• Excerpted passage:
------------------------------------------------------------------------
The one thing we can all agree on, I hope, is that people are going to like what they like. We all have different use cases, different things we’re looking for when it comes to the technology we use, and, sometimes, that doesn’t line up with our own personal stuff. That’s why if you like Android it’s okay that someone else likes iOS, and why it’s okay that some folks out there still prefer to use Windows 10 Mobile, or even a BlackBerry!
It’s shocking, I know, but even if we try really hard to convince someone we love, or even kind of like, to use what we use, because we have a laundry list of reasons why they should, we know deep down that they’re still going to like what they like.
People out there still want flip phones, for example.
No matter what, competition is a good thing. We, as consumers, get the fruit of those spoils when companies like Google, Apple, BlackBerry, Microsoft, Palm, and whoever else out there compete with one another. (That is, until those companies stop doing what it is they started doing in the first place.) So it’s even a good thing that your best friend hates the phone you use because they’re using something else, or you can’t persuade your significant other to jump ship and see the light of whatever phone you love in the moment.
But what happens when even the company behind that phone you may love seems to be giving up?
This isn’t something like a Palm situation I’m alluding to here, where the company went the way of the dodo and HP stepped in, only to run it all out of our hands anyway. I could still pick up a Palm Pixi and turn it on and see how webOS used to make me such a happy camper, but I couldn’t realistically use the phone anymore, for a variety of reasons.
------------------------------------------------------------------------
• Listed records:

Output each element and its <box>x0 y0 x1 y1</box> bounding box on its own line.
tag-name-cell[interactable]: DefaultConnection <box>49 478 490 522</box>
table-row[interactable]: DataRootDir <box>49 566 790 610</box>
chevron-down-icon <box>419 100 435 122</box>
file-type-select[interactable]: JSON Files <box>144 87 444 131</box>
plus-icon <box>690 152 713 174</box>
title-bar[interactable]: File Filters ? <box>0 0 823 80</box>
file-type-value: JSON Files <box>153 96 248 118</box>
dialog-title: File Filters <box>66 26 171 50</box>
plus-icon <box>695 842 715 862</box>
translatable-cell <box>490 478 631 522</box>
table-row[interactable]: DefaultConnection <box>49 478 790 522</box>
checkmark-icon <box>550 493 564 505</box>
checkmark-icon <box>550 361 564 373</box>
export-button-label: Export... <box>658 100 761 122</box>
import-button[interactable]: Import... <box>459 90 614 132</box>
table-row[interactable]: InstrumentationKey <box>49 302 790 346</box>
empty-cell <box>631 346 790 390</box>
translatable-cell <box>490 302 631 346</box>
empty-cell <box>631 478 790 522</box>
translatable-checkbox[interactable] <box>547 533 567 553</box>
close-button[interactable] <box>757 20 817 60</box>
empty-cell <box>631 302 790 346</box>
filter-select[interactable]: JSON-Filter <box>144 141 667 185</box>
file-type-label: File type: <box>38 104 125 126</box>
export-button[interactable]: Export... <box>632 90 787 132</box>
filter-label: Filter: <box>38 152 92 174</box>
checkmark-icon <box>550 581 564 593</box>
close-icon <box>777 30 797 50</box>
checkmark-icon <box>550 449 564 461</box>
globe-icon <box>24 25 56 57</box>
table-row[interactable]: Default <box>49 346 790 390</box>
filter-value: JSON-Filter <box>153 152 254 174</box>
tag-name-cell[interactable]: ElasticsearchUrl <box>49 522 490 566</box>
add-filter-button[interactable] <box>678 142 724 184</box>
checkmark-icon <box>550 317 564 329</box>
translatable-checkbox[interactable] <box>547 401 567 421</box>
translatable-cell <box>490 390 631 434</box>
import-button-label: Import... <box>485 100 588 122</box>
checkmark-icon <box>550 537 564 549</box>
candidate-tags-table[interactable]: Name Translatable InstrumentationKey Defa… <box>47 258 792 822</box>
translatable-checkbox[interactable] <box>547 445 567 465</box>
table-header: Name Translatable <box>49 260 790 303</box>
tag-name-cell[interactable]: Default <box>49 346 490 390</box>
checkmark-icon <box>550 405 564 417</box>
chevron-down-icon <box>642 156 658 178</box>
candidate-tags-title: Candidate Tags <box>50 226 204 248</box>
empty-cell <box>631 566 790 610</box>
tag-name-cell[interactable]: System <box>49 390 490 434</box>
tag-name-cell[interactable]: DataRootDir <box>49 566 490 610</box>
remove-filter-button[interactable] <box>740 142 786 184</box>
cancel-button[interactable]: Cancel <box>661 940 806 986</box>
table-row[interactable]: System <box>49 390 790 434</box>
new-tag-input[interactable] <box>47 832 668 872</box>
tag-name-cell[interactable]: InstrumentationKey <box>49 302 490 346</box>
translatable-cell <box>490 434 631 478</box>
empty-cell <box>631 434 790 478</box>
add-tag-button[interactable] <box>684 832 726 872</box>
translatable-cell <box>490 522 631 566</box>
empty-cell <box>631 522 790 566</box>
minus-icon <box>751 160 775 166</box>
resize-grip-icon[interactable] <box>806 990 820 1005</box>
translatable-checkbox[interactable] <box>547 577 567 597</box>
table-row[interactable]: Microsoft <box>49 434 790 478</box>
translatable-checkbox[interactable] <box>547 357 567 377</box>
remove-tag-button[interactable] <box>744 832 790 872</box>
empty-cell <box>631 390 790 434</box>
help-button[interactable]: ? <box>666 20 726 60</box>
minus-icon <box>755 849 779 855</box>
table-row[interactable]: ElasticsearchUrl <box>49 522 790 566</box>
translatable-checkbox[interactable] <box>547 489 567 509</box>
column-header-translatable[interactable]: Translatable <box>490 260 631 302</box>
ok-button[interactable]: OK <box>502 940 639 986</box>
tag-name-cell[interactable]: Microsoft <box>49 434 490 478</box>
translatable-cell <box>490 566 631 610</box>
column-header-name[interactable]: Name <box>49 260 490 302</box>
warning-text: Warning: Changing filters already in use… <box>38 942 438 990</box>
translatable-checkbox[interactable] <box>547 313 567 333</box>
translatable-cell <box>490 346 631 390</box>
------------------------------------------------------------------------
• Exercise goal:
In the essay on phone loyalty above, reproduce word for word the passage that begins at the words "The one thing" and ends after "still going to like what they like.".

• Written response:
The one thing we can all agree on, I hope, is that people are going to like what they like. We all have different use cases, different things we’re looking for when it comes to the technology we use, and, sometimes, that doesn’t line up with our own personal stuff. That’s why if you like Android it’s okay that someone else likes iOS, and why it’s okay that some folks out there still prefer to use Windows 10 Mobile, or even a BlackBerry!
It’s shocking, I know, but even if we try really hard to convince someone we love, or even kind of like, to use what we use, because we have a laundry list of reasons why they should, we know deep down that they’re still going to like what they like.